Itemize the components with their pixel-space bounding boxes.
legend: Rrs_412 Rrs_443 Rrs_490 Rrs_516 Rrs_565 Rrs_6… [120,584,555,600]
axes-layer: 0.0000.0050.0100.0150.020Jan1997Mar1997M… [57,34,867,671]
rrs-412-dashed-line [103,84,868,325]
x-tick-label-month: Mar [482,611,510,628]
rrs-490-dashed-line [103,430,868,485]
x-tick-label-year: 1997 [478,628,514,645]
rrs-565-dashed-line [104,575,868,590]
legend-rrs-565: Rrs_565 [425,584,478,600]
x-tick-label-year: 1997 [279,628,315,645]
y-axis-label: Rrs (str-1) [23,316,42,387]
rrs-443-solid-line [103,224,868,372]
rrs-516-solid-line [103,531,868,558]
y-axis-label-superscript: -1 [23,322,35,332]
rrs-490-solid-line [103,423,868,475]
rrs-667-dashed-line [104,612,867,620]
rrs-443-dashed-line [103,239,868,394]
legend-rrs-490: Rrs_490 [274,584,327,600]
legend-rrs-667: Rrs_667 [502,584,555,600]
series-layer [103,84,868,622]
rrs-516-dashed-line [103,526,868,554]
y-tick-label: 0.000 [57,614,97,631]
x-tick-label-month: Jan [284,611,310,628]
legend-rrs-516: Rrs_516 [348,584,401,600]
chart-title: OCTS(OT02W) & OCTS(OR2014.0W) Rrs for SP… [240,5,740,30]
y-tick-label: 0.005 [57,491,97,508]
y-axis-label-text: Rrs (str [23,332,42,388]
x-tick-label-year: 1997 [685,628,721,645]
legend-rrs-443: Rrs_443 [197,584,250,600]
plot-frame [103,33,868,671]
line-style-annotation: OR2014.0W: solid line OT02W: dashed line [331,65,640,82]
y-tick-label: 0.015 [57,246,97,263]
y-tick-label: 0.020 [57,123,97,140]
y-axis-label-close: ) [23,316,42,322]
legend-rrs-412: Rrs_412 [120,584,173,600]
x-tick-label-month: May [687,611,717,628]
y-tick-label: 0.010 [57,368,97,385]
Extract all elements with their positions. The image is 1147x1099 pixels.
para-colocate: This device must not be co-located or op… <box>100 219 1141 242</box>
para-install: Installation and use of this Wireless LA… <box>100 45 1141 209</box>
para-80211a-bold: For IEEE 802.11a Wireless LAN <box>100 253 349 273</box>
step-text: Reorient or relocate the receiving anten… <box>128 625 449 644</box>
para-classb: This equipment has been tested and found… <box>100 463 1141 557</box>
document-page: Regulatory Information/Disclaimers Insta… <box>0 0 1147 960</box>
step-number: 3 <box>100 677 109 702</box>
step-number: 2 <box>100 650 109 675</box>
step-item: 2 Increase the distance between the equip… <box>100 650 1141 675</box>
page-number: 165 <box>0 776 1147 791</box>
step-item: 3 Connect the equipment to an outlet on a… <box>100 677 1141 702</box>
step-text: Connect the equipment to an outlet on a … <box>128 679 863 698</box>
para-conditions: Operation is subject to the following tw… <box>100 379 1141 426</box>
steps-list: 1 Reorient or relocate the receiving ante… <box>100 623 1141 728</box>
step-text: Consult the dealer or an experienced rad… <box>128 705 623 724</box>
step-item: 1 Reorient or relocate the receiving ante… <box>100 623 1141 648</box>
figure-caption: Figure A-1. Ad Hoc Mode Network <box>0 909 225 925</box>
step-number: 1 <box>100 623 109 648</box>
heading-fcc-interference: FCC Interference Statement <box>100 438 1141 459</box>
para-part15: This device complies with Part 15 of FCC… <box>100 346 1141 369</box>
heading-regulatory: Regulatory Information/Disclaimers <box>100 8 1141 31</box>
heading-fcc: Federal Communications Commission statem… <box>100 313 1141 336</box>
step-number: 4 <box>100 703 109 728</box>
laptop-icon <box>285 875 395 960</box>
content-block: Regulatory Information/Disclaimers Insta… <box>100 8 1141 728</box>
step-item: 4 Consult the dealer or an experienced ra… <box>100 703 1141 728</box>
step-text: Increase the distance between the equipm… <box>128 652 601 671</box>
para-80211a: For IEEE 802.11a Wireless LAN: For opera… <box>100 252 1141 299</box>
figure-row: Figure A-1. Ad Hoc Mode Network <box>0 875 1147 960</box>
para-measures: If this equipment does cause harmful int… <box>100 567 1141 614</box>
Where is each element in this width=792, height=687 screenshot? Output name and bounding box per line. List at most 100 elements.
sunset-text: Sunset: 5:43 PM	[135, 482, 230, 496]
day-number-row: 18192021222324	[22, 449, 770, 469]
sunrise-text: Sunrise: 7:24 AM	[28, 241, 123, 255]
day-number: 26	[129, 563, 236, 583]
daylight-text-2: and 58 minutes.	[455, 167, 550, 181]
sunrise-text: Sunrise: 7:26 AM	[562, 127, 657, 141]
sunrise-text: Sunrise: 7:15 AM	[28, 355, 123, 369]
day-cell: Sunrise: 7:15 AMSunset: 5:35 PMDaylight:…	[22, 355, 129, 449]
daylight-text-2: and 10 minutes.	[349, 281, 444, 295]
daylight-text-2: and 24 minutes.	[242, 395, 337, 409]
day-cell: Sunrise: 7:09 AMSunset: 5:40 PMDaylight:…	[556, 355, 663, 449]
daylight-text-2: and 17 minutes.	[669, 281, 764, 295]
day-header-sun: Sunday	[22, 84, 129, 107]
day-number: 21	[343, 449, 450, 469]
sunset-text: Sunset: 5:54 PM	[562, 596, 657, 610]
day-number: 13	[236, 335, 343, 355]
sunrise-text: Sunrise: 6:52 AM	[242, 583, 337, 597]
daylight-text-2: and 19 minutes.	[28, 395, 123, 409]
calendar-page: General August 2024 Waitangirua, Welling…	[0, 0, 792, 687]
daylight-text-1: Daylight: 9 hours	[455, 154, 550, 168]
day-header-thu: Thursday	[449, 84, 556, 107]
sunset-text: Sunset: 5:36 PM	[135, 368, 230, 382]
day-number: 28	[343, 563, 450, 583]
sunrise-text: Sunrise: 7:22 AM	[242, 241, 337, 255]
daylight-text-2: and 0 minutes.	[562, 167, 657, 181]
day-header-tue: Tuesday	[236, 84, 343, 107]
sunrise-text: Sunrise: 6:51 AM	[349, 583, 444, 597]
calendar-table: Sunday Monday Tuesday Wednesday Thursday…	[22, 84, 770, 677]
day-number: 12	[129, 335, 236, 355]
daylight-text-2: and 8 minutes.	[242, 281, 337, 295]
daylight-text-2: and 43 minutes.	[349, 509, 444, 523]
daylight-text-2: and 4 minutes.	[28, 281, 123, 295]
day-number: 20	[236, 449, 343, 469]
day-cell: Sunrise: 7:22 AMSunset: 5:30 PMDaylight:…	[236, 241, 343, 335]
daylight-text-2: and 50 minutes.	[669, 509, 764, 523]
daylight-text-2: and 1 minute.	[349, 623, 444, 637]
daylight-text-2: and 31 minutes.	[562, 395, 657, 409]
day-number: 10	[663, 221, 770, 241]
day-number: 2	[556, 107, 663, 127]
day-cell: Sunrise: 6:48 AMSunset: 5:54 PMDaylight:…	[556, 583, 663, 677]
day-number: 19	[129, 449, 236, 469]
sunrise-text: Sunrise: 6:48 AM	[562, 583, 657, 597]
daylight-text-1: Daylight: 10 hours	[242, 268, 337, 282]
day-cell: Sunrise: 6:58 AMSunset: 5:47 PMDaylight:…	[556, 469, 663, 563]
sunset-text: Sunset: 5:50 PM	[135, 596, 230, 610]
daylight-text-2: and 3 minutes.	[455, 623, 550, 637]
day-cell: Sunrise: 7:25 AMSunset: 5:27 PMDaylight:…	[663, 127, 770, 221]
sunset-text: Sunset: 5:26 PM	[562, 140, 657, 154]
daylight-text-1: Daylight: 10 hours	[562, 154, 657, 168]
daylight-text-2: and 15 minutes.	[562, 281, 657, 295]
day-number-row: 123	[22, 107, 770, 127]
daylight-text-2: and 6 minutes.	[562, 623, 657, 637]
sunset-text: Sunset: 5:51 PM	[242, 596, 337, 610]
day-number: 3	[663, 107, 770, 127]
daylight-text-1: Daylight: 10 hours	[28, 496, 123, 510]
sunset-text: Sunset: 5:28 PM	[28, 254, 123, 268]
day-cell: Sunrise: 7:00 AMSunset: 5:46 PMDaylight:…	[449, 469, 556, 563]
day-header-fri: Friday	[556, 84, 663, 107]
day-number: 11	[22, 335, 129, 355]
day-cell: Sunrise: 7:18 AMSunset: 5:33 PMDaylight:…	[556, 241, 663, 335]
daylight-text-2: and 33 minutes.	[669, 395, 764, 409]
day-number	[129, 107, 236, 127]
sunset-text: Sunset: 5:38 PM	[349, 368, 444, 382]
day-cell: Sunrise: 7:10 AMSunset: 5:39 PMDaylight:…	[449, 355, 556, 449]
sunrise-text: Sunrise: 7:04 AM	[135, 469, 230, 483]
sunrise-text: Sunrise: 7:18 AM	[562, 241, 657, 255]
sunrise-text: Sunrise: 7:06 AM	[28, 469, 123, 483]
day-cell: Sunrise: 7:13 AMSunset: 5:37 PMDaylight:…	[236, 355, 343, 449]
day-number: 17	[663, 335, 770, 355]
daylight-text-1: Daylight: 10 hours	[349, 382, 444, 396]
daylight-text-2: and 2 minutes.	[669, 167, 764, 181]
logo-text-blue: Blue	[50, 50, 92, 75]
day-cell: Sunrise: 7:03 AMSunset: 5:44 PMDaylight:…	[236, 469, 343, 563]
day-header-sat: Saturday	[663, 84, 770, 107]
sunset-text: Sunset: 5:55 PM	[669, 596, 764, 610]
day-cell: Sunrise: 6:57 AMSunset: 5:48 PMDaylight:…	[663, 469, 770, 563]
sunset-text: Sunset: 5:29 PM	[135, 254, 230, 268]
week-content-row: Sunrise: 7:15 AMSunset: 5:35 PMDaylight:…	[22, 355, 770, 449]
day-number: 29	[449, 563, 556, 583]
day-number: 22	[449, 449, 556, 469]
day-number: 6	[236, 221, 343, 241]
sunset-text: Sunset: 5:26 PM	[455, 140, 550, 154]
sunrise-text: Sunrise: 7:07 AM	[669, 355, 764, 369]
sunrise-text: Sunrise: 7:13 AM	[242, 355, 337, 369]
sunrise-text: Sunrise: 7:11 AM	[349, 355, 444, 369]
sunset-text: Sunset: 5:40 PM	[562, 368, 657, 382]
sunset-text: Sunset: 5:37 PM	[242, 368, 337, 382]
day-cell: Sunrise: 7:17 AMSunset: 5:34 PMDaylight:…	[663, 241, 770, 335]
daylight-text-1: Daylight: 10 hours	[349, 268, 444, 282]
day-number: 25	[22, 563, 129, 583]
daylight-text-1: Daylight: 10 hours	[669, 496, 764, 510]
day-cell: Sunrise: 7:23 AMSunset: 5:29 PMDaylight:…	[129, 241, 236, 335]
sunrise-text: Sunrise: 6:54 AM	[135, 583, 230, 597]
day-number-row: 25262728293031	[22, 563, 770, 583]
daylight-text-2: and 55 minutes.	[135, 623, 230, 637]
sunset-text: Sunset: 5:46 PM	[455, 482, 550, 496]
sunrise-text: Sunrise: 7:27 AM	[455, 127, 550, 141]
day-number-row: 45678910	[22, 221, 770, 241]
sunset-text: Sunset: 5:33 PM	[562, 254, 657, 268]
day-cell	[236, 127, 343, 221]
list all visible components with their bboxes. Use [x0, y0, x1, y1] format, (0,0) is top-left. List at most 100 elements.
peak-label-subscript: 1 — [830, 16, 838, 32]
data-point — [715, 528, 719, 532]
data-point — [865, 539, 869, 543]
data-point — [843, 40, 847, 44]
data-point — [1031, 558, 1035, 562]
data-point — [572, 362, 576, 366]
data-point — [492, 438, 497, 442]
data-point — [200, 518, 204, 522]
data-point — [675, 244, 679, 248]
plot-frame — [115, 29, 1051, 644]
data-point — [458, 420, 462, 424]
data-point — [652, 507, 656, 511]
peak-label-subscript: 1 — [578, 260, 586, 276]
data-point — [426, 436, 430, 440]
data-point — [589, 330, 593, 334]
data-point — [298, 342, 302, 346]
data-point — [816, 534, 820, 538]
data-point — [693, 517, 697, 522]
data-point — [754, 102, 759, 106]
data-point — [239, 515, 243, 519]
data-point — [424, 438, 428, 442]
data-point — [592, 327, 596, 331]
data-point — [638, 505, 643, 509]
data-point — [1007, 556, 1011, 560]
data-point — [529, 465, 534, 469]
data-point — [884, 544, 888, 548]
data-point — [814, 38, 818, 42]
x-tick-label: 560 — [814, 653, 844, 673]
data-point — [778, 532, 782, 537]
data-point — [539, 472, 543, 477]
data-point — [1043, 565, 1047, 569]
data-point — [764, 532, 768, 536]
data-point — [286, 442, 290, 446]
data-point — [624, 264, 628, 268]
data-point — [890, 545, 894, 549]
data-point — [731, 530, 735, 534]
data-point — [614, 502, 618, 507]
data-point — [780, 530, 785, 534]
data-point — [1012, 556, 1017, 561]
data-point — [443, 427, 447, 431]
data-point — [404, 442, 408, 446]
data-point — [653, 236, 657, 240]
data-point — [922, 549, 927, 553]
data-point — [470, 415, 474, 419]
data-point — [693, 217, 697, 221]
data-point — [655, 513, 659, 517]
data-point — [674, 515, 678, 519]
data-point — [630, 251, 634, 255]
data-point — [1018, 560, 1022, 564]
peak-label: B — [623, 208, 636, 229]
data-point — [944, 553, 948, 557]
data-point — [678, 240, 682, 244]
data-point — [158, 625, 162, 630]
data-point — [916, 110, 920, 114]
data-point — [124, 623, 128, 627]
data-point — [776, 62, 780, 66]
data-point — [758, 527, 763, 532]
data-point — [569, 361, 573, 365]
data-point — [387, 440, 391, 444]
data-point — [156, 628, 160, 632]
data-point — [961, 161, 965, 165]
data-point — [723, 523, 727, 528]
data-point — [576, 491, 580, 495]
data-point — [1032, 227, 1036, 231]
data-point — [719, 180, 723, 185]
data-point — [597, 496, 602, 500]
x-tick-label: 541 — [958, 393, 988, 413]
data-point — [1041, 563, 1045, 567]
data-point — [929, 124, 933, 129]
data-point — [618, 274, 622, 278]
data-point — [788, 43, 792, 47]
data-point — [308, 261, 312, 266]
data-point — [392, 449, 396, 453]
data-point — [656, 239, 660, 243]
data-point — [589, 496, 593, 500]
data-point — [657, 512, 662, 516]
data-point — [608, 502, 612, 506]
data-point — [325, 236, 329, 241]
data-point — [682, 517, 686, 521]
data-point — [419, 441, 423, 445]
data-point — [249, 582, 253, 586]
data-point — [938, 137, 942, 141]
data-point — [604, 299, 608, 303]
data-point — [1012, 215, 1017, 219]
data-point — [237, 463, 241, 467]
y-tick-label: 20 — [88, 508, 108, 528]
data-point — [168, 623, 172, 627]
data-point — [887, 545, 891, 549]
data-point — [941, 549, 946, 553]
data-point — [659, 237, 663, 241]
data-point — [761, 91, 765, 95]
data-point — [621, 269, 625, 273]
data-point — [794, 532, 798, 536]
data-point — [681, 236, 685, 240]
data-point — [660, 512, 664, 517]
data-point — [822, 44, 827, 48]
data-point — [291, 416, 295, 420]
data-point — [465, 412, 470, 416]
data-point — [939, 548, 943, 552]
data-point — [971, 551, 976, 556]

━━━━━━━━━━━━━━━━━━━━

Quote everything from the start of the listing down to the line that contains "y-axis-label-superscript: -1 [23,322,35,332]", including that line.

* [SOLVED EXERCISE]:
Itemize the components with their pixel-space bounding boxes.
legend: Rrs_412 Rrs_443 Rrs_490 Rrs_516 Rrs_565 Rrs_6… [120,584,555,600]
axes-layer: 0.0000.0050.0100.0150.020Jan1997Mar1997M… [57,34,867,671]
rrs-412-dashed-line [103,84,868,325]
x-tick-label-month: Mar [482,611,510,628]
rrs-490-dashed-line [103,430,868,485]
x-tick-label-year: 1997 [478,628,514,645]
rrs-565-dashed-line [104,575,868,590]
legend-rrs-565: Rrs_565 [425,584,478,600]
x-tick-label-year: 1997 [279,628,315,645]
y-axis-label: Rrs (str-1) [23,316,42,387]
rrs-443-solid-line [103,224,868,372]
rrs-516-solid-line [103,531,868,558]
y-axis-label-superscript: -1 [23,322,35,332]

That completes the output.